- Task to carry out: Extract every entry word for word.

- Record set:

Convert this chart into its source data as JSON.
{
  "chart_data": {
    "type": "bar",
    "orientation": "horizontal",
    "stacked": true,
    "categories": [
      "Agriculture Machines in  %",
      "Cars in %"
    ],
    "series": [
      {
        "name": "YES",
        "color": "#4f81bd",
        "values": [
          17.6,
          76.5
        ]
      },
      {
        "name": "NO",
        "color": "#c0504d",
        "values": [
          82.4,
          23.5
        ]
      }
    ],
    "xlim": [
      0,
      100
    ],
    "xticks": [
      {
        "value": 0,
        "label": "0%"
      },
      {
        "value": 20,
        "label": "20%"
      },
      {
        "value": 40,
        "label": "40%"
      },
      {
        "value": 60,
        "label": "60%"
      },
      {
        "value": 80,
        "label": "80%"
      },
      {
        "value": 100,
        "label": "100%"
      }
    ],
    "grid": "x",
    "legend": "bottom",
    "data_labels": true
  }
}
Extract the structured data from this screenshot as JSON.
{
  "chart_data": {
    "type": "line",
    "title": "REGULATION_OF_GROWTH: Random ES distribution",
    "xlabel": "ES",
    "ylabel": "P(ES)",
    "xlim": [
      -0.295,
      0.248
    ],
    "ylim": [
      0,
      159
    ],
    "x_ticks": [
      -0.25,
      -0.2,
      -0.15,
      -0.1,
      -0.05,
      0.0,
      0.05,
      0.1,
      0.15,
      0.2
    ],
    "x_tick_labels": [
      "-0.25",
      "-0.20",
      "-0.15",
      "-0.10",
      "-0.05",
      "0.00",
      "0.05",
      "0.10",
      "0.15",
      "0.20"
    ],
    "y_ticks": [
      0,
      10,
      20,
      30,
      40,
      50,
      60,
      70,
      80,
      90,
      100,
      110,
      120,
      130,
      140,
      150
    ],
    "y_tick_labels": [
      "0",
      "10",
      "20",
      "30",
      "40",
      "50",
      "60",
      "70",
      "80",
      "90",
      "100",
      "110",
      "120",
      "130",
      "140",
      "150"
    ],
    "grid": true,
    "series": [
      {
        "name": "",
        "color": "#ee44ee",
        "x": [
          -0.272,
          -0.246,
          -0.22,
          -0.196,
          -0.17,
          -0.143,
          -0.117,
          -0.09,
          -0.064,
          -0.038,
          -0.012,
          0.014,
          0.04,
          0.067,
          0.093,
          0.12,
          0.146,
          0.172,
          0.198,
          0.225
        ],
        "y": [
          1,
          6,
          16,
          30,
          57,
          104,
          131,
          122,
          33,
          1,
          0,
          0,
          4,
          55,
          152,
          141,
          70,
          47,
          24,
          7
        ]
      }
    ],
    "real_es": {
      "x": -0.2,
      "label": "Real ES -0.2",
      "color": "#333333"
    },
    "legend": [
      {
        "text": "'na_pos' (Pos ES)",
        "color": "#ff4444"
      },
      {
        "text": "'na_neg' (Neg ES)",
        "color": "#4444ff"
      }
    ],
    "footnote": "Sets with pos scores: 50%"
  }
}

- Task answer:
Convert this chart into its source data as JSON.
{
  "chart_data": {
    "type": "bar",
    "orientation": "horizontal",
    "stacked": true,
    "categories": [
      "Agriculture Machines in  %",
      "Cars in %"
    ],
    "series": [
      {
        "name": "YES",
        "color": "#4f81bd",
        "values": [
          17.6,
          76.5
        ]
      },
      {
        "name": "NO",
        "color": "#c0504d",
        "values": [
          82.4,
          23.5
        ]
      }
    ],
    "xlim": [
      0,
      100
    ],
    "xticks": [
      {
        "value": 0,
        "label": "0%"
      },
      {
        "value": 20,
        "label": "20%"
      },
      {
        "value": 40,
        "label": "40%"
      },
      {
        "value": 60,
        "label": "60%"
      },
      {
        "value": 80,
        "label": "80%"
      },
      {
        "value": 100,
        "label": "100%"
      }
    ],
    "grid": "x",
    "legend": "bottom",
    "data_labels": true
  }
}
Extract the structured data from this screenshot as JSON.
{
  "chart_data": {
    "type": "line",
    "title": "REGULATION_OF_GROWTH: Random ES distribution",
    "xlabel": "ES",
    "ylabel": "P(ES)",
    "xlim": [
      -0.295,
      0.248
    ],
    "ylim": [
      0,
      159
    ],
    "x_ticks": [
      -0.25,
      -0.2,
      -0.15,
      -0.1,
      -0.05,
      0.0,
      0.05,
      0.1,
      0.15,
      0.2
    ],
    "x_tick_labels": [
      "-0.25",
      "-0.20",
      "-0.15",
      "-0.10",
      "-0.05",
      "0.00",
      "0.05",
      "0.10",
      "0.15",
      "0.20"
    ],
    "y_ticks": [
      0,
      10,
      20,
      30,
      40,
      50,
      60,
      70,
      80,
      90,
      100,
      110,
      120,
      130,
      140,
      150
    ],
    "y_tick_labels": [
      "0",
      "10",
      "20",
      "30",
      "40",
      "50",
      "60",
      "70",
      "80",
      "90",
      "100",
      "110",
      "120",
      "130",
      "140",
      "150"
    ],
    "grid": true,
    "series": [
      {
        "name": "",
        "color": "#ee44ee",
        "x": [
          -0.272,
          -0.246,
          -0.22,
          -0.196,
          -0.17,
          -0.143,
          -0.117,
          -0.09,
          -0.064,
          -0.038,
          -0.012,
          0.014,
          0.04,
          0.067,
          0.093,
          0.12,
          0.146,
          0.172,
          0.198,
          0.225
        ],
        "y": [
          1,
          6,
          16,
          30,
          57,
          104,
          131,
          122,
          33,
          1,
          0,
          0,
          4,
          55,
          152,
          141,
          70,
          47,
          24,
          7
        ]
      }
    ],
    "real_es": {
      "x": -0.2,
      "label": "Real ES -0.2",
      "color": "#333333"
    },
    "legend": [
      {
        "text": "'na_pos' (Pos ES)",
        "color": "#ff4444"
      },
      {
        "text": "'na_neg' (Neg ES)",
        "color": "#4444ff"
      }
    ],
    "footnote": "Sets with pos scores: 50%"
  }
}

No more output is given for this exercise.